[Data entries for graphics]
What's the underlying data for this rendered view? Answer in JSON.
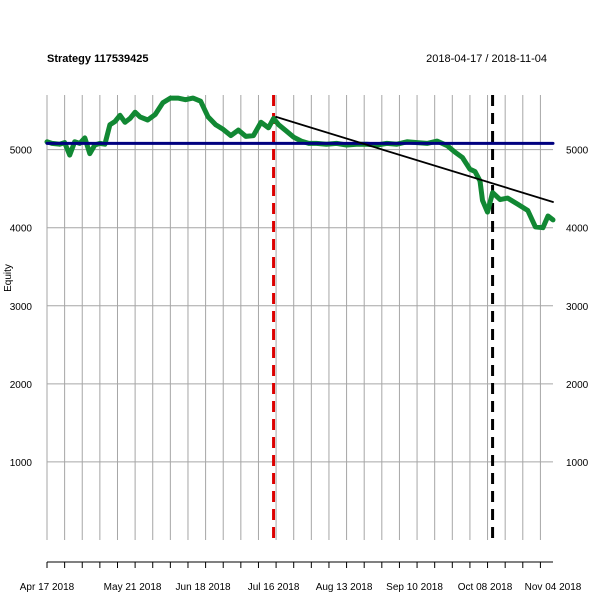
{
  "chart_data": {
    "type": "line",
    "title": "Strategy 117539425",
    "date_range": "2018-04-17 / 2018-11-04",
    "ylabel": "Equity",
    "xlabel": "",
    "x_range": [
      "2018-04-17",
      "2018-11-04"
    ],
    "ylim": [
      0,
      5700
    ],
    "y_ticks": [
      1000,
      2000,
      3000,
      4000,
      5000
    ],
    "x_ticks": [
      {
        "date": "2018-04-17",
        "label": "Apr 17 2018"
      },
      {
        "date": "2018-05-21",
        "label": "May 21 2018"
      },
      {
        "date": "2018-06-18",
        "label": "Jun 18 2018"
      },
      {
        "date": "2018-07-16",
        "label": "Jul 16 2018"
      },
      {
        "date": "2018-08-13",
        "label": "Aug 13 2018"
      },
      {
        "date": "2018-09-10",
        "label": "Sep 10 2018"
      },
      {
        "date": "2018-10-08",
        "label": "Oct 08 2018"
      },
      {
        "date": "2018-11-04",
        "label": "Nov 04 2018"
      }
    ],
    "grid": true,
    "series": [
      {
        "color": "#118833",
        "x": [
          "2018-04-17",
          "2018-04-19",
          "2018-04-22",
          "2018-04-24",
          "2018-04-26",
          "2018-04-28",
          "2018-04-30",
          "2018-05-02",
          "2018-05-04",
          "2018-05-06",
          "2018-05-08",
          "2018-05-10",
          "2018-05-12",
          "2018-05-14",
          "2018-05-16",
          "2018-05-18",
          "2018-05-20",
          "2018-05-22",
          "2018-05-24",
          "2018-05-27",
          "2018-05-30",
          "2018-06-02",
          "2018-06-05",
          "2018-06-08",
          "2018-06-11",
          "2018-06-14",
          "2018-06-17",
          "2018-06-20",
          "2018-06-23",
          "2018-06-26",
          "2018-06-29",
          "2018-07-02",
          "2018-07-05",
          "2018-07-08",
          "2018-07-11",
          "2018-07-14",
          "2018-07-16",
          "2018-07-18",
          "2018-07-21",
          "2018-07-24",
          "2018-07-27",
          "2018-07-30",
          "2018-08-02",
          "2018-08-06",
          "2018-08-10",
          "2018-08-14",
          "2018-08-18",
          "2018-08-22",
          "2018-08-26",
          "2018-08-30",
          "2018-09-03",
          "2018-09-07",
          "2018-09-11",
          "2018-09-15",
          "2018-09-19",
          "2018-09-23",
          "2018-09-26",
          "2018-09-29",
          "2018-10-02",
          "2018-10-04",
          "2018-10-06",
          "2018-10-07",
          "2018-10-09",
          "2018-10-11",
          "2018-10-14",
          "2018-10-17",
          "2018-10-21",
          "2018-10-25",
          "2018-10-28",
          "2018-10-31",
          "2018-11-02",
          "2018-11-04"
        ],
        "values": [
          5100,
          5080,
          5070,
          5090,
          4930,
          5100,
          5080,
          5150,
          4950,
          5060,
          5080,
          5070,
          5320,
          5360,
          5440,
          5350,
          5400,
          5480,
          5420,
          5380,
          5450,
          5600,
          5660,
          5660,
          5640,
          5660,
          5620,
          5420,
          5320,
          5260,
          5180,
          5250,
          5170,
          5180,
          5350,
          5280,
          5400,
          5320,
          5240,
          5160,
          5110,
          5080,
          5080,
          5070,
          5080,
          5060,
          5070,
          5070,
          5060,
          5080,
          5070,
          5100,
          5090,
          5080,
          5110,
          5050,
          4970,
          4900,
          4750,
          4720,
          4600,
          4350,
          4200,
          4450,
          4360,
          4380,
          4300,
          4220,
          4010,
          4000,
          4150,
          4100
        ]
      },
      {
        "color": "#00007f",
        "x": [
          "2018-04-17",
          "2018-11-04"
        ],
        "values": [
          5080,
          5080
        ]
      },
      {
        "color": "#000000",
        "x": [
          "2018-07-17",
          "2018-11-04"
        ],
        "values": [
          5420,
          4330
        ]
      }
    ],
    "markers": [
      {
        "date": "2018-07-16",
        "color": "#dd0000"
      },
      {
        "date": "2018-10-11",
        "color": "#000000"
      }
    ]
  }
}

• Do this:
All of the data above should be quoted exactly, except for the pictures.

• Exercise result:
What's the underlying data for this rendered view? Answer in JSON.
{
  "chart_data": {
    "type": "line",
    "title": "Strategy 117539425",
    "date_range": "2018-04-17 / 2018-11-04",
    "ylabel": "Equity",
    "xlabel": "",
    "x_range": [
      "2018-04-17",
      "2018-11-04"
    ],
    "ylim": [
      0,
      5700
    ],
    "y_ticks": [
      1000,
      2000,
      3000,
      4000,
      5000
    ],
    "x_ticks": [
      {
        "date": "2018-04-17",
        "label": "Apr 17 2018"
      },
      {
        "date": "2018-05-21",
        "label": "May 21 2018"
      },
      {
        "date": "2018-06-18",
        "label": "Jun 18 2018"
      },
      {
        "date": "2018-07-16",
        "label": "Jul 16 2018"
      },
      {
        "date": "2018-08-13",
        "label": "Aug 13 2018"
      },
      {
        "date": "2018-09-10",
        "label": "Sep 10 2018"
      },
      {
        "date": "2018-10-08",
        "label": "Oct 08 2018"
      },
      {
        "date": "2018-11-04",
        "label": "Nov 04 2018"
      }
    ],
    "grid": true,
    "series": [
      {
        "color": "#118833",
        "x": [
          "2018-04-17",
          "2018-04-19",
          "2018-04-22",
          "2018-04-24",
          "2018-04-26",
          "2018-04-28",
          "2018-04-30",
          "2018-05-02",
          "2018-05-04",
          "2018-05-06",
          "2018-05-08",
          "2018-05-10",
          "2018-05-12",
          "2018-05-14",
          "2018-05-16",
          "2018-05-18",
          "2018-05-20",
          "2018-05-22",
          "2018-05-24",
          "2018-05-27",
          "2018-05-30",
          "2018-06-02",
          "2018-06-05",
          "2018-06-08",
          "2018-06-11",
          "2018-06-14",
          "2018-06-17",
          "2018-06-20",
          "2018-06-23",
          "2018-06-26",
          "2018-06-29",
          "2018-07-02",
          "2018-07-05",
          "2018-07-08",
          "2018-07-11",
          "2018-07-14",
          "2018-07-16",
          "2018-07-18",
          "2018-07-21",
          "2018-07-24",
          "2018-07-27",
          "2018-07-30",
          "2018-08-02",
          "2018-08-06",
          "2018-08-10",
          "2018-08-14",
          "2018-08-18",
          "2018-08-22",
          "2018-08-26",
          "2018-08-30",
          "2018-09-03",
          "2018-09-07",
          "2018-09-11",
          "2018-09-15",
          "2018-09-19",
          "2018-09-23",
          "2018-09-26",
          "2018-09-29",
          "2018-10-02",
          "2018-10-04",
          "2018-10-06",
          "2018-10-07",
          "2018-10-09",
          "2018-10-11",
          "2018-10-14",
          "2018-10-17",
          "2018-10-21",
          "2018-10-25",
          "2018-10-28",
          "2018-10-31",
          "2018-11-02",
          "2018-11-04"
        ],
        "values": [
          5100,
          5080,
          5070,
          5090,
          4930,
          5100,
          5080,
          5150,
          4950,
          5060,
          5080,
          5070,
          5320,
          5360,
          5440,
          5350,
          5400,
          5480,
          5420,
          5380,
          5450,
          5600,
          5660,
          5660,
          5640,
          5660,
          5620,
          5420,
          5320,
          5260,
          5180,
          5250,
          5170,
          5180,
          5350,
          5280,
          5400,
          5320,
          5240,
          5160,
          5110,
          5080,
          5080,
          5070,
          5080,
          5060,
          5070,
          5070,
          5060,
          5080,
          5070,
          5100,
          5090,
          5080,
          5110,
          5050,
          4970,
          4900,
          4750,
          4720,
          4600,
          4350,
          4200,
          4450,
          4360,
          4380,
          4300,
          4220,
          4010,
          4000,
          4150,
          4100
        ]
      },
      {
        "color": "#00007f",
        "x": [
          "2018-04-17",
          "2018-11-04"
        ],
        "values": [
          5080,
          5080
        ]
      },
      {
        "color": "#000000",
        "x": [
          "2018-07-17",
          "2018-11-04"
        ],
        "values": [
          5420,
          4330
        ]
      }
    ],
    "markers": [
      {
        "date": "2018-07-16",
        "color": "#dd0000"
      },
      {
        "date": "2018-10-11",
        "color": "#000000"
      }
    ]
  }
}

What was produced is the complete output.